>> START Supplied passage

- Born: 1948 (age 77–78) London, England
- Occupation: Film director
- Years active: 1985-present

= Ray Lawrence (film director) =

Australian film director (born 1948)

Ray Lawrence (born 1948) is an Australian film director, best known for his 2001 film Lantana.

==Overview==
All his films are made in Australia with predominantly Australian casts. He has made only three films in nearly four decades, yet they have been some of the most critically acclaimed works in Australian cinema during that time. He is famous for his one-take shoots and use of natural light. He makes commercials in between films.

==Early life==
Lawrence was born in London, England, the son of a painter who painted the royal coaches at Buckingham Palace, and later spray painted London buses for double the salary. He moved to Australia with his family in 1958 at age 11 and they settled in Victor Harbor, South Australia after spending three years in a migrant hostel in Gawler. When he left school he moved to Sydney and began working in advertising. He worked for a number of years in London producing commercials. Then he returned home, established Window Productions with Glen Thomas, and became one of Australia's top directors of TV commercials.

>> END Supplied passage
>> START Stored rows

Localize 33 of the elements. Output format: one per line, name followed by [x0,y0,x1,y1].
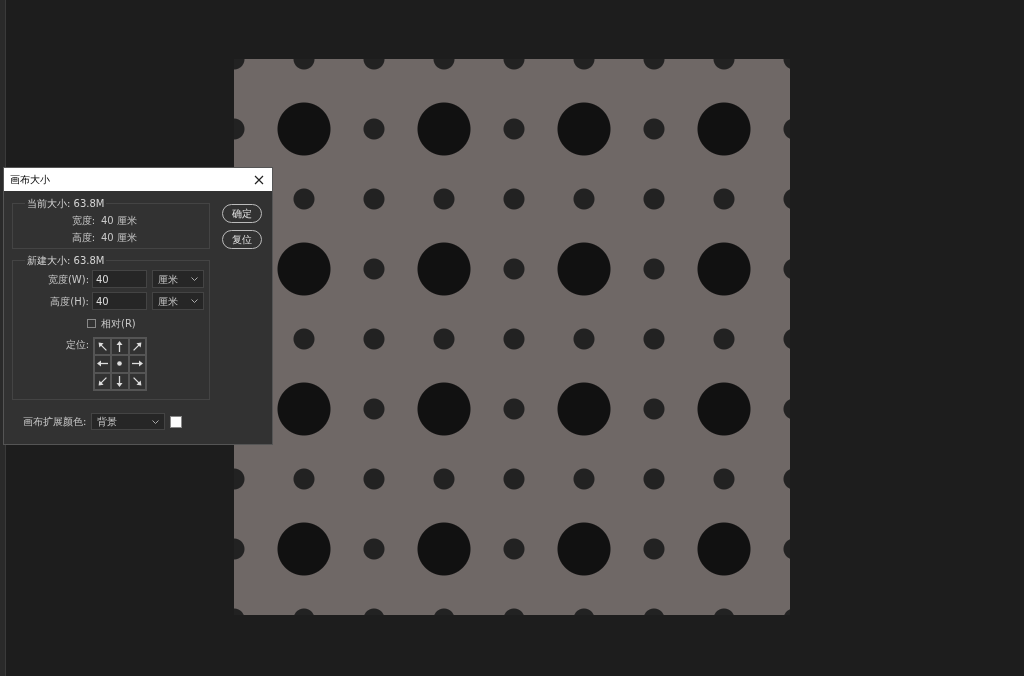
window-title: 画布大小 [10,173,50,187]
field-label: 宽度(W): [46,272,89,287]
anchor-cell[interactable] [128,355,146,373]
field-value: 40 厘米 [101,214,137,228]
group-title: 当前大小: 63.8M [25,196,107,211]
close-icon [254,174,264,185]
unit-dropdown[interactable]: 厘米 [152,270,204,288]
color-swatch[interactable] [170,415,183,428]
field-label: 定位: [64,338,89,352]
field-label: 宽度: [70,214,95,228]
field-value: 40 厘米 [101,231,137,245]
unit-dropdown[interactable]: 厘米 [152,292,204,310]
anchor-cell[interactable] [111,338,129,356]
dot-icon [117,361,123,367]
chevron-icon [191,299,198,303]
anchor-cell[interactable] [94,372,112,390]
input-field[interactable]: 40 [92,270,147,288]
field-label: 高度(H): [49,294,89,309]
input-field[interactable]: 40 [92,292,147,310]
anchor-cell[interactable] [94,355,112,373]
group-title: 新建大小: 63.8M [25,253,107,268]
anchor-cell[interactable] [128,338,146,356]
chevron-icon [191,277,198,281]
color-dropdown[interactable]: 背景 [91,413,166,430]
anchor-cell[interactable] [128,372,146,390]
checkbox-label: 相对(R) [101,317,136,331]
chevron-icon [152,419,160,424]
anchor-cell[interactable] [111,372,129,390]
anchor-cell[interactable] [94,338,112,356]
field-label: 高度: [70,231,95,245]
anchor-cell[interactable] [111,355,129,373]
field-label: 画布扩展颜色: [23,415,87,429]
checkbox[interactable] [87,319,96,328]
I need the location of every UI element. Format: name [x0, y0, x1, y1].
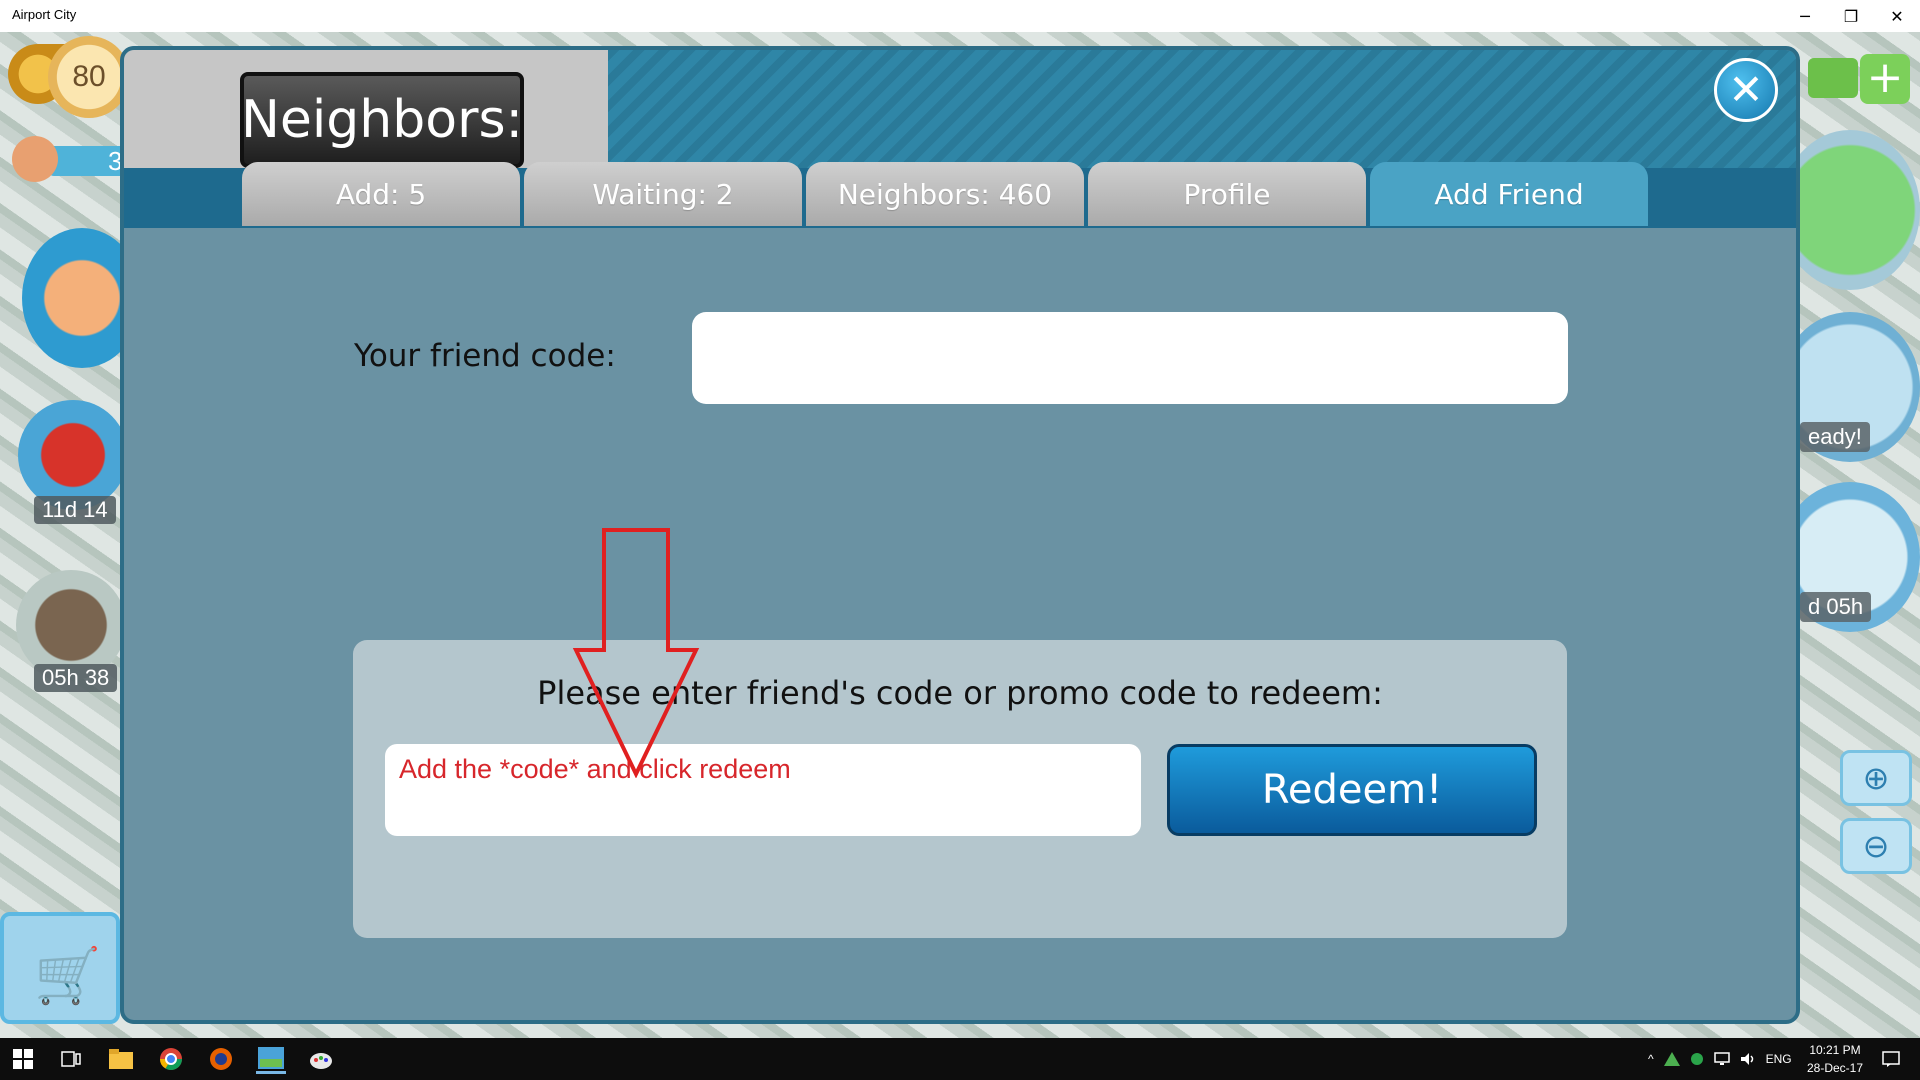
notification-icon	[1882, 1051, 1900, 1067]
tray-chevron-icon[interactable]: ^	[1648, 1052, 1654, 1066]
task-view-button[interactable]	[56, 1044, 86, 1074]
window-close-icon: ✕	[1890, 6, 1904, 26]
redeem-code-input[interactable]: Add the *code* and click redeem	[385, 744, 1141, 836]
file-explorer-button[interactable]	[106, 1044, 136, 1074]
level-value: 80	[48, 36, 130, 118]
dialog-header-pattern	[608, 50, 1796, 168]
redeem-button[interactable]: Redeem!	[1167, 744, 1537, 836]
task-view-icon	[61, 1051, 81, 1067]
character-timer: 05h 38	[34, 664, 118, 692]
paint-icon	[310, 1053, 332, 1069]
control-tower-icon[interactable]	[1780, 130, 1920, 290]
people-icon	[12, 136, 58, 182]
folder-icon	[109, 1049, 133, 1069]
clock-date: 28-Dec-17	[1806, 1061, 1864, 1075]
volume-icon[interactable]	[1740, 1052, 1756, 1066]
population-counter[interactable]: 37	[12, 136, 137, 184]
friend-code-label: Your friend code:	[354, 338, 616, 374]
taskbar: ^ ENG 10:21 PM 28-Dec-17	[0, 1038, 1920, 1080]
event-icon[interactable]	[18, 400, 128, 510]
zoom-out-icon: ⊖	[1862, 827, 1890, 865]
redeem-prompt: Please enter friend's code or promo code…	[537, 674, 1383, 712]
zoom-in-icon: ⊕	[1862, 759, 1890, 797]
restore-button[interactable]: ❐	[1828, 0, 1874, 32]
firefox-icon	[210, 1048, 232, 1070]
tab-profile[interactable]: Profile	[1088, 162, 1366, 226]
plane-status: eady!	[1800, 422, 1870, 452]
tray-app-icon[interactable]	[1663, 1052, 1680, 1066]
tab-waiting[interactable]: Waiting: 2	[524, 162, 802, 226]
dialog-title: Neighbors:	[240, 72, 524, 168]
gauge-timer: d 05h	[1800, 592, 1872, 622]
airport-city-icon	[258, 1046, 284, 1069]
zoom-out-button[interactable]: ⊖	[1840, 818, 1912, 874]
network-icon[interactable]	[1713, 1052, 1730, 1066]
chrome-icon	[160, 1048, 182, 1070]
tab-add[interactable]: Add: 5	[242, 162, 520, 226]
cart-icon: 🛒	[34, 944, 102, 1007]
tab-add-friend[interactable]: Add Friend	[1370, 162, 1648, 226]
action-center-button[interactable]	[1876, 1044, 1906, 1074]
clock[interactable]: 10:21 PM 28-Dec-17	[1800, 1041, 1870, 1077]
level-badge[interactable]: 80	[8, 36, 130, 120]
plus-icon: +	[1866, 52, 1904, 103]
chrome-button[interactable]	[156, 1044, 186, 1074]
clock-time: 10:21 PM	[1809, 1043, 1861, 1057]
system-tray: ^ ENG	[1648, 1038, 1792, 1080]
friend-code-field[interactable]	[692, 312, 1568, 404]
zoom-in-button[interactable]: ⊕	[1840, 750, 1912, 806]
redeem-panel: Please enter friend's code or promo code…	[353, 640, 1567, 938]
annotation-arrow-icon	[572, 528, 700, 778]
window-titlebar: Airport City ─ ❐ ✕	[0, 0, 1920, 32]
event-timer: 11d 14	[34, 496, 116, 524]
minimize-button[interactable]: ─	[1782, 0, 1828, 32]
add-button[interactable]: +	[1860, 54, 1910, 104]
neighbors-dialog: Neighbors: ✕ Add: 5 Waiting: 2 Neighbors…	[120, 46, 1800, 1024]
dialog-close-button[interactable]: ✕	[1714, 58, 1778, 122]
paint-button[interactable]	[306, 1044, 336, 1074]
minimize-icon: ─	[1800, 6, 1810, 26]
restore-icon: ❐	[1843, 6, 1859, 26]
population-value: 37	[48, 146, 137, 176]
close-icon: ✕	[1728, 65, 1764, 114]
shop-button[interactable]: 🛒	[0, 912, 120, 1024]
airport-city-taskbar-button[interactable]	[256, 1044, 286, 1074]
green-button[interactable]	[1808, 58, 1858, 98]
language-indicator[interactable]: ENG	[1766, 1052, 1792, 1066]
windows-icon	[13, 1049, 33, 1069]
window-title: Airport City	[12, 7, 77, 22]
tab-neighbors[interactable]: Neighbors: 460	[806, 162, 1084, 226]
firefox-button[interactable]	[206, 1044, 236, 1074]
tray-shield-icon[interactable]	[1690, 1052, 1704, 1066]
window-close-button[interactable]: ✕	[1874, 0, 1920, 32]
start-button[interactable]	[8, 1044, 38, 1074]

>> END Stored rows

▶ Short problem 1
Transcribe the part of the Ray Lawrence article above that opens with the words containing "Australian film director (born" and closes with "in between films.".
▶ Short problem 2
Do these statements agree with the Ray Lawrence article? Answer yes or no for each, and quote the words of the article that decide it.
(a) Lawrence moved to Australia with his family in 1958, at age 11.
(b) Lawrence has made five films.
(c) Lawrence set up Window Productions on his own.
▶ Short problem 3
Resume the Ray Lawrence article after its last sentence.

▶ Written answer 1
Australian film director (born 1948)

Ray Lawrence (born 1948) is an Australian film director, best known for his 2001 film Lantana.

==Overview==
All his films are made in Australia with predominantly Australian casts. He has made only three films in nearly four decades, yet they have been some of the most critically acclaimed works in Australian cinema during that time. He is famous for his one-take shoots and use of natural light. He makes commercials in between films.

▶ Written answer 2
(a) Yes: "He moved to Australia with his family in 1958 at age 11"
(b) No: "He has made only three films in nearly four decades"
(c) No: "established Window Productions with Glen Thomas"

▶ Written answer 3
==Career==
Lawrence's work as a feature film director has been noted for its focus on interpersonal relationships and the complexities of human interaction. Over a career spanning more than 25 years, he directed three feature films, each exploring themes of related to communication, relationships and everyday life. Critics have highlighted his emphasis on character-driven storytelling and his portrayal of personal interactions within realistic settings.

His second feature, Lantana (2001), is one of the highest grossing Australian films ever made, winning critical and popular recognition including Best film, Australian Film Institute (AFI) Awards. Examining human relationships and the notion of trust, the film weaves the mysterious disappearance of a wealthy psychiatrist across the fabric of three Australian families, with each family representative of a different social class existent in contemporary Australian society.

==Private life==
His son, Ben Lawrence, is also a film director.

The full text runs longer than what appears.